> [TASK TO COMPLETE]:
Seek out every line containing the word "this", and copy each.

> [Stored data entries]:
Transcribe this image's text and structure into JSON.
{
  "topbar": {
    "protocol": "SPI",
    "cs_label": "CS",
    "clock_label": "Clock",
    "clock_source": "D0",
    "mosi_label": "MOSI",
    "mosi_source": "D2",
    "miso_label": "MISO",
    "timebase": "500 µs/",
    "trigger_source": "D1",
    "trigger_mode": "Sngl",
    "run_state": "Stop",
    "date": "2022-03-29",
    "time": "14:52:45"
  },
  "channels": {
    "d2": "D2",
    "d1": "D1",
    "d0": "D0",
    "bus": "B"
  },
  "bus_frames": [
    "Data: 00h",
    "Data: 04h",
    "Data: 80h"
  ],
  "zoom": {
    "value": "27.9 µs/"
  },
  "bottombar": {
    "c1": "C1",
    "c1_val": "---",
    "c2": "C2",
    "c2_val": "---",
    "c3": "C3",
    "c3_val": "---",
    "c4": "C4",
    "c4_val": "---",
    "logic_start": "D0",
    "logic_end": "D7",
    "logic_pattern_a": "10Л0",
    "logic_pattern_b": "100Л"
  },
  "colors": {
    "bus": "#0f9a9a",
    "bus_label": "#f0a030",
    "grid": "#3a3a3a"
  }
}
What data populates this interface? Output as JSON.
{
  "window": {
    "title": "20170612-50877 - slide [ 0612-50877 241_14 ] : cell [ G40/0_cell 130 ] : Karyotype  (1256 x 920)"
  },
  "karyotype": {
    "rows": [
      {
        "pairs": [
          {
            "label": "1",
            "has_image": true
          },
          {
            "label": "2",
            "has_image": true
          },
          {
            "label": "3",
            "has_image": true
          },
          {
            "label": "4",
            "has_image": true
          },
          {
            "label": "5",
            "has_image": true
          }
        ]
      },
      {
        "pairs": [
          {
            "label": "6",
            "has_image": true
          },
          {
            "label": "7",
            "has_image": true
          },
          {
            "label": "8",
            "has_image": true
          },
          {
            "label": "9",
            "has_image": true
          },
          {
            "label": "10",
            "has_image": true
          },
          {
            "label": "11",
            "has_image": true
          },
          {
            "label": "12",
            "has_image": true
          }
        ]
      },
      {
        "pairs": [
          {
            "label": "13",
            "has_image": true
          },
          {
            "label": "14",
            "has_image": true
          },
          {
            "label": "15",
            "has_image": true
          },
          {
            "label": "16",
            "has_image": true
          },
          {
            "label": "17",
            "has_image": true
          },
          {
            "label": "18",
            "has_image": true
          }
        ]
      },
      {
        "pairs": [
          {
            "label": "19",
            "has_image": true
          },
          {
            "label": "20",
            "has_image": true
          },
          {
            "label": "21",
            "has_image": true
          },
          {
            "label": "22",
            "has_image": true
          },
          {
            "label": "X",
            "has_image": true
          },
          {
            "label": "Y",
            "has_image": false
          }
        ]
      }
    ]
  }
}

> [FINISHED EXERCISE]:
Transcribe this image's text and structure into JSON.
What data populates this interface? Output as JSON.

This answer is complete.